_Exercise prompt_. Leave the pictures out and quote only the lines from the one with "What data populates" down to the end of the listing below.

_Figure dataset records_.

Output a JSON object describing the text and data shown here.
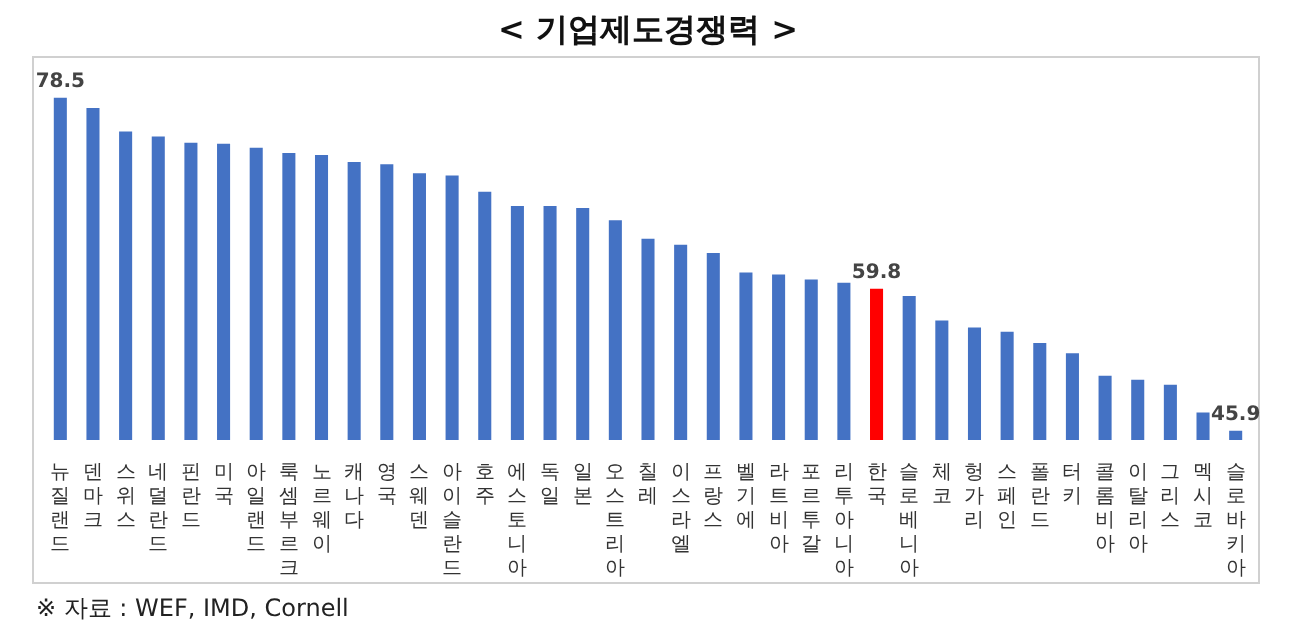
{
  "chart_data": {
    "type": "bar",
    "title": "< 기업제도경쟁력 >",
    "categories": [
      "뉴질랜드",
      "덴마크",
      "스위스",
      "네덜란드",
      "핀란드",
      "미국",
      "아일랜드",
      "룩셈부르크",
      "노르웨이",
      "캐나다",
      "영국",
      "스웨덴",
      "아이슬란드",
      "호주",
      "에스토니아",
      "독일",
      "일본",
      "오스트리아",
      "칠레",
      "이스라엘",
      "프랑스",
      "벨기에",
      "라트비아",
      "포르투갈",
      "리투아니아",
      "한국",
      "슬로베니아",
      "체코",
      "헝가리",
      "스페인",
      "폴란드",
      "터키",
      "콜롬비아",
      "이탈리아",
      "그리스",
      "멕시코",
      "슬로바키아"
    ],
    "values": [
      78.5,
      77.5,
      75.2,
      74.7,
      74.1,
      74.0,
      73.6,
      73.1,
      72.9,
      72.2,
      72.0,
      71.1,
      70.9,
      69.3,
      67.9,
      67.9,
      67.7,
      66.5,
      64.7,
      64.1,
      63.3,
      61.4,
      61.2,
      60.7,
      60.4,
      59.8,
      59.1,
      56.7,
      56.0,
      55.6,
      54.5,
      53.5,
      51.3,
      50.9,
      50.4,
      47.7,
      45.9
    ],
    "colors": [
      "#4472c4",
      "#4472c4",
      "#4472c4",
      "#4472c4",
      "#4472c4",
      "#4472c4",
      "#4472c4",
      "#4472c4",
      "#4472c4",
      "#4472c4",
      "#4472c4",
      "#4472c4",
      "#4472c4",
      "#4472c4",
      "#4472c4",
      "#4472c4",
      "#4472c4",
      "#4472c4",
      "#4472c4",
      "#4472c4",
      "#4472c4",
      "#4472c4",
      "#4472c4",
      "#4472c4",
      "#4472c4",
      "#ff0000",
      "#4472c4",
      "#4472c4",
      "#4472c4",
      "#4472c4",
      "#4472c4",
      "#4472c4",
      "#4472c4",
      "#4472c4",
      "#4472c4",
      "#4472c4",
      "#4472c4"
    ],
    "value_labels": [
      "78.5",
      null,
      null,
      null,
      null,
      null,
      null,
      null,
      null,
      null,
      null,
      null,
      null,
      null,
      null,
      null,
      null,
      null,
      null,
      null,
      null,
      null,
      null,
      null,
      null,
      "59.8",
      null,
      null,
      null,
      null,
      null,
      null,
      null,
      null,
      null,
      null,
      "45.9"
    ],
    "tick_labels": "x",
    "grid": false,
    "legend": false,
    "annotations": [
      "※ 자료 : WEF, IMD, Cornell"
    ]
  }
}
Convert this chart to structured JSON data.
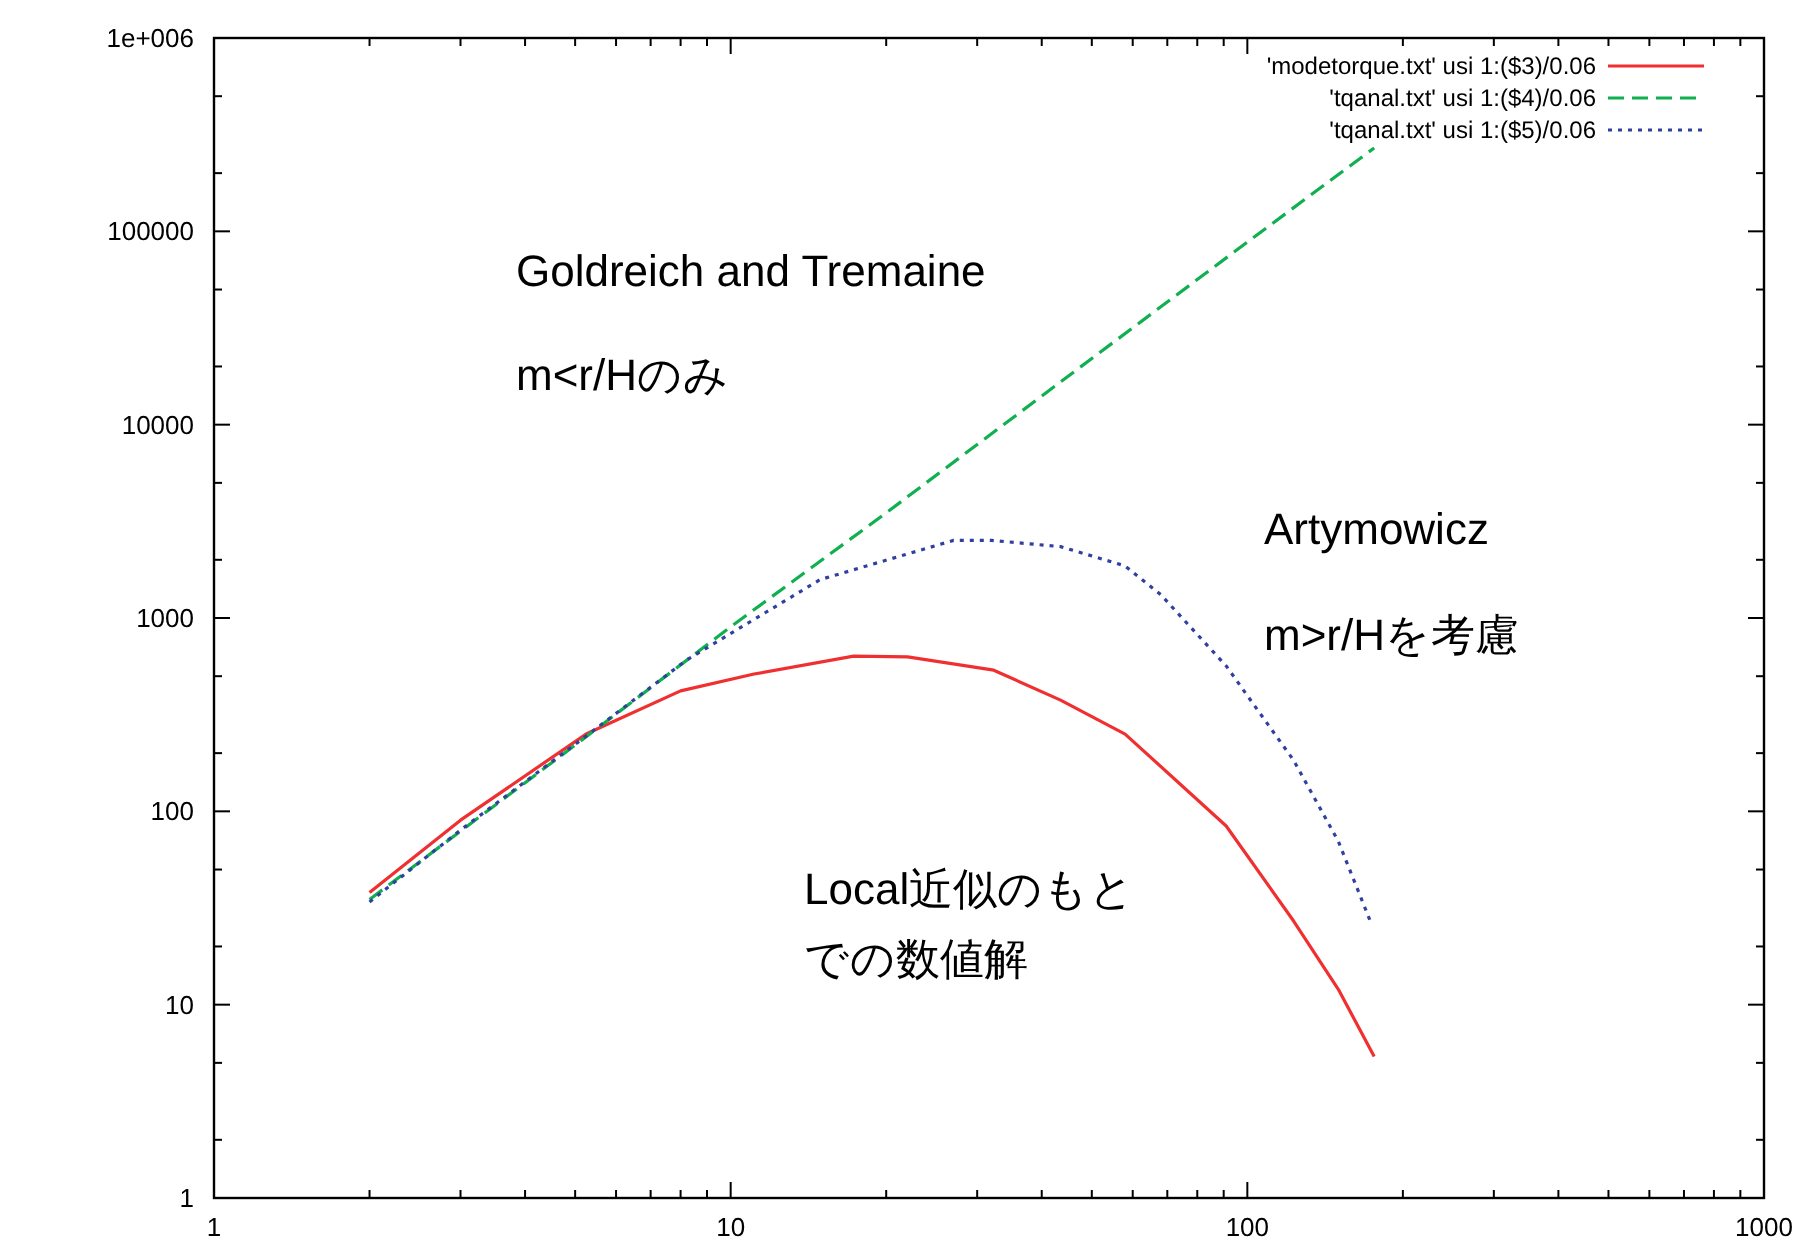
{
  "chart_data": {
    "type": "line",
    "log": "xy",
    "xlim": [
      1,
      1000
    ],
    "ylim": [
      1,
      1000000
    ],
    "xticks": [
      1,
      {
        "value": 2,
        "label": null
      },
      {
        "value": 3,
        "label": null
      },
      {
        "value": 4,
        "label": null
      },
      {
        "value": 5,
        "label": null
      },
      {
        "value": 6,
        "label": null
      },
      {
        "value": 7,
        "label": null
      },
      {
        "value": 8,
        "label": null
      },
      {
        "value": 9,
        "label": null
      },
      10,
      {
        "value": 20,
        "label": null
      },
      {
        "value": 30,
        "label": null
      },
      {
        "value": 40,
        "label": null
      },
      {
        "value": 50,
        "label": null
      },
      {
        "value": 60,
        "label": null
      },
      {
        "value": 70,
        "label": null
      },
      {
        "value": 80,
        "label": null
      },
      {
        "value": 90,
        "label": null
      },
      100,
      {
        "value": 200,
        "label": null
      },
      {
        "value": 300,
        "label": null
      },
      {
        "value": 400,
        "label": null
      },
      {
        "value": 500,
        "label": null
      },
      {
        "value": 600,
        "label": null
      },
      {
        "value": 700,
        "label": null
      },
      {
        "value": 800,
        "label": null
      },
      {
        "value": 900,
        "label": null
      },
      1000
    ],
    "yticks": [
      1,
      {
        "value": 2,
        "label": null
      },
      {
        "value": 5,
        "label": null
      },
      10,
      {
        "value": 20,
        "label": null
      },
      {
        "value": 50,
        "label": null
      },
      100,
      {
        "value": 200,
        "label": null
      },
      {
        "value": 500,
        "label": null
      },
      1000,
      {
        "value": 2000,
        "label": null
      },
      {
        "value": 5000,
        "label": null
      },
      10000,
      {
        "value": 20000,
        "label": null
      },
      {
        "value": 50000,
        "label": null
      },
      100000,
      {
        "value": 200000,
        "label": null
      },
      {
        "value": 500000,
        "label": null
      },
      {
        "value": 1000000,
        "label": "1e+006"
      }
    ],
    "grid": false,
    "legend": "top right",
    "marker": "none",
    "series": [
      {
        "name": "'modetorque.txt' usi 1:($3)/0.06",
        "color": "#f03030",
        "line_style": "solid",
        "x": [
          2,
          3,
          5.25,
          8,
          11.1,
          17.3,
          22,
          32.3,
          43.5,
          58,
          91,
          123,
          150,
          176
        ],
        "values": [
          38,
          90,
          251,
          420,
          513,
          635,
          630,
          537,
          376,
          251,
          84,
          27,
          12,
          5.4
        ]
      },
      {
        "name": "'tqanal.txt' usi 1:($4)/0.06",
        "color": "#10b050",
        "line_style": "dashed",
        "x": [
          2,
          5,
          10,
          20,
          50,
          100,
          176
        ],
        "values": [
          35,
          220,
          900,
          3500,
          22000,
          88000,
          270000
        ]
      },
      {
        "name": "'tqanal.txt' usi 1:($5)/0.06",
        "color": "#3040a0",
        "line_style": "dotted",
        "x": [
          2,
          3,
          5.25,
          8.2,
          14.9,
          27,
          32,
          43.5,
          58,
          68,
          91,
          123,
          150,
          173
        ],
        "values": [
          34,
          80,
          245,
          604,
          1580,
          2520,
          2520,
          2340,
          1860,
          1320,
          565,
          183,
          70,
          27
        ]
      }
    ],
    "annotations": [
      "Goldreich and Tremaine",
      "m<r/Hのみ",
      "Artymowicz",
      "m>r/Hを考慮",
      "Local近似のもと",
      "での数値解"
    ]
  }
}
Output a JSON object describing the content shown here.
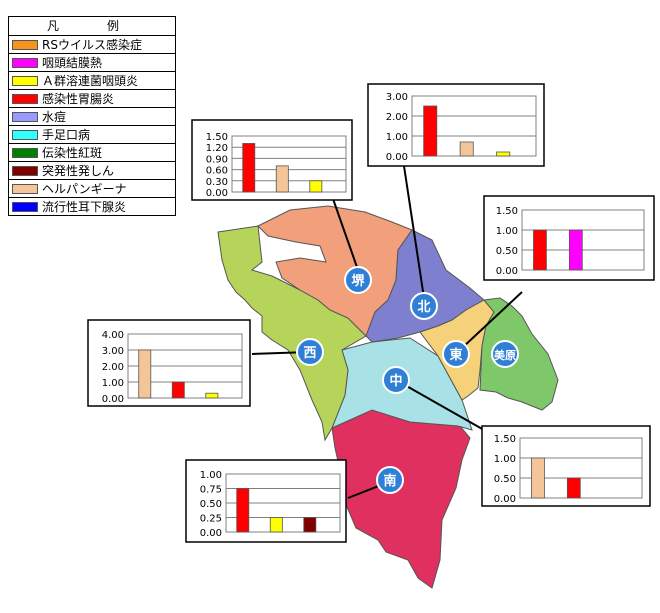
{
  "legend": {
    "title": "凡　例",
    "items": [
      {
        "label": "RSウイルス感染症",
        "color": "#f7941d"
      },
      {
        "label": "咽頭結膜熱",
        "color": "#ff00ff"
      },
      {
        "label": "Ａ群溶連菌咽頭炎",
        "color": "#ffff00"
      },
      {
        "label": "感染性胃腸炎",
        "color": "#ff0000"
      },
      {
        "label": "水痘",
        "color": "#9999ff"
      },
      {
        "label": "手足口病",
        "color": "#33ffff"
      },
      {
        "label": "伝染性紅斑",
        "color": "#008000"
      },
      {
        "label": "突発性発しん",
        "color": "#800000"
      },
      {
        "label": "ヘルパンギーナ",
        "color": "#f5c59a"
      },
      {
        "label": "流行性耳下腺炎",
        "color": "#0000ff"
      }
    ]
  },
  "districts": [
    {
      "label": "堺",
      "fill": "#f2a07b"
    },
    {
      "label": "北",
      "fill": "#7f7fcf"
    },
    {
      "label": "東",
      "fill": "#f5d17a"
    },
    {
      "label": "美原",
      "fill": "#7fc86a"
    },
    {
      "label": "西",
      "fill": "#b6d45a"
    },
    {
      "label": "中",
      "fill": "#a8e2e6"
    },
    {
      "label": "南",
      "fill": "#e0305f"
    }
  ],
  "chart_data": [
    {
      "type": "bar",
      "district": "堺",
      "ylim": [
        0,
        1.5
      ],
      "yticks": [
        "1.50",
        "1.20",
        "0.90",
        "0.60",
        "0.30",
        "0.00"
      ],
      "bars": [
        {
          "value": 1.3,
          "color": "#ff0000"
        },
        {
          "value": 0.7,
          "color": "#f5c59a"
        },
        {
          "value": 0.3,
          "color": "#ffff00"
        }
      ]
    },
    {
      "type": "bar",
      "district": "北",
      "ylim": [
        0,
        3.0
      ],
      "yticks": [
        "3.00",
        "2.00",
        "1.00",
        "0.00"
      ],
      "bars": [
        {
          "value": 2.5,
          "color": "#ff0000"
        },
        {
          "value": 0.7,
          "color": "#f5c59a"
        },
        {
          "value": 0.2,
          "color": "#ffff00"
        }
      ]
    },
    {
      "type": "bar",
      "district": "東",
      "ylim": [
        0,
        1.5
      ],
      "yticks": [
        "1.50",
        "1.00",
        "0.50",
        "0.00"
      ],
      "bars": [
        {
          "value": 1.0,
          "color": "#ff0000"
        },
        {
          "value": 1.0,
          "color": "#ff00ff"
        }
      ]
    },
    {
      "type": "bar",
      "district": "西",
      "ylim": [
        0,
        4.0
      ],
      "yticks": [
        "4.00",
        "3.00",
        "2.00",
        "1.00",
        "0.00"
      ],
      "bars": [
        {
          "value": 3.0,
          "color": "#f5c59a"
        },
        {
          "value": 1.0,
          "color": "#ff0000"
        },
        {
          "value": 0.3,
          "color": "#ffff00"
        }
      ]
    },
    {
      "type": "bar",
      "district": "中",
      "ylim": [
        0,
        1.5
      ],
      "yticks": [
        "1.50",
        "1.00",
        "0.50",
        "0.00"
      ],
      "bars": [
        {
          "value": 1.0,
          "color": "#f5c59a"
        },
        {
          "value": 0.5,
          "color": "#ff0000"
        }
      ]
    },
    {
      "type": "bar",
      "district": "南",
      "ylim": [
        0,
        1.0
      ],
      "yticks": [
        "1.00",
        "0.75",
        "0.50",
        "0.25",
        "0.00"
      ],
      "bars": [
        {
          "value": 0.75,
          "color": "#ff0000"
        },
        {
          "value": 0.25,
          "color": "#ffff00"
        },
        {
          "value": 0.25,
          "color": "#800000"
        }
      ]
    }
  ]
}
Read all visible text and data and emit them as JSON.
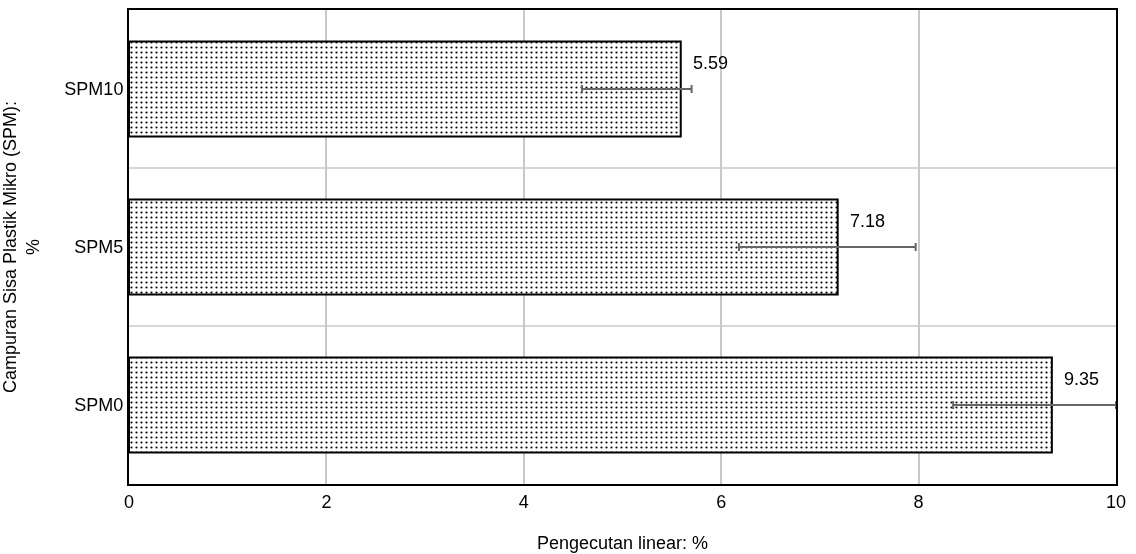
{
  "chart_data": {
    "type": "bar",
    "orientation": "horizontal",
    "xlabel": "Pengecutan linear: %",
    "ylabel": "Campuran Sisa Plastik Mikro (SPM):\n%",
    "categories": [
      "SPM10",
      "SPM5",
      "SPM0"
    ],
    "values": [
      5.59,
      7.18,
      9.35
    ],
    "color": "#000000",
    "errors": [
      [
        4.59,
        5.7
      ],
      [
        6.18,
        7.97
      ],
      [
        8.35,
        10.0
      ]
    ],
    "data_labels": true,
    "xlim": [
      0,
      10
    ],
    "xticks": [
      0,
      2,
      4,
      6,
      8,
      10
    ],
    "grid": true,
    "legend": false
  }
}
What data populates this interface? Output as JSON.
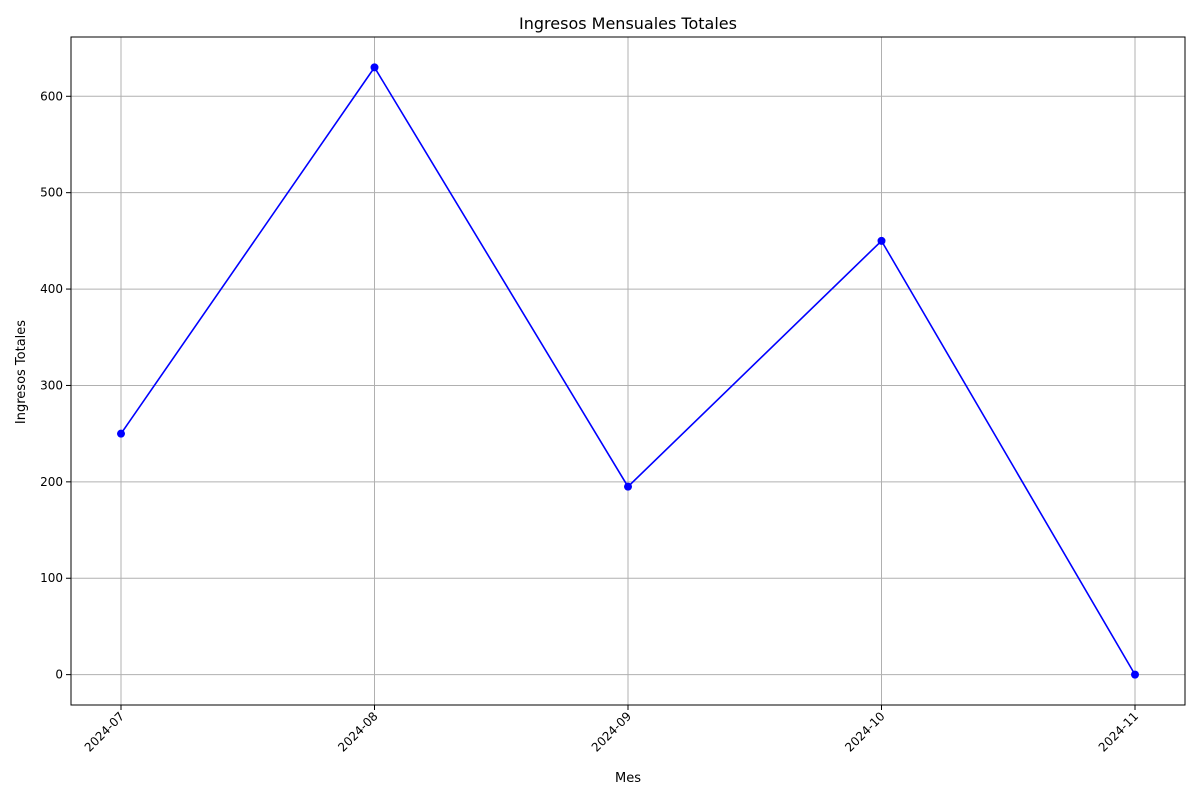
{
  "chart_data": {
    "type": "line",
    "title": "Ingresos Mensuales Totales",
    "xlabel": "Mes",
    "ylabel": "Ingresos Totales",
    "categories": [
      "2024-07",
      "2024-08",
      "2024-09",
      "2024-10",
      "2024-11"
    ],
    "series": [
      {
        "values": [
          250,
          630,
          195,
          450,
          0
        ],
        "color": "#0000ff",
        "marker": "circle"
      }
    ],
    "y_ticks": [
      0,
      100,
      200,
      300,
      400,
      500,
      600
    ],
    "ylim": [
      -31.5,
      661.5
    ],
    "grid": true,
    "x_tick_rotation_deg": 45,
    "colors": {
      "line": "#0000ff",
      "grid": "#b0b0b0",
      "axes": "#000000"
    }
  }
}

_Finished answer_.
What data populates this interface? Output as JSON.
{
  "chart_data": {
    "type": "line",
    "title": "Ingresos Mensuales Totales",
    "xlabel": "Mes",
    "ylabel": "Ingresos Totales",
    "categories": [
      "2024-07",
      "2024-08",
      "2024-09",
      "2024-10",
      "2024-11"
    ],
    "series": [
      {
        "values": [
          250,
          630,
          195,
          450,
          0
        ],
        "color": "#0000ff",
        "marker": "circle"
      }
    ],
    "y_ticks": [
      0,
      100,
      200,
      300,
      400,
      500,
      600
    ],
    "ylim": [
      -31.5,
      661.5
    ],
    "grid": true,
    "x_tick_rotation_deg": 45,
    "colors": {
      "line": "#0000ff",
      "grid": "#b0b0b0",
      "axes": "#000000"
    }
  }
}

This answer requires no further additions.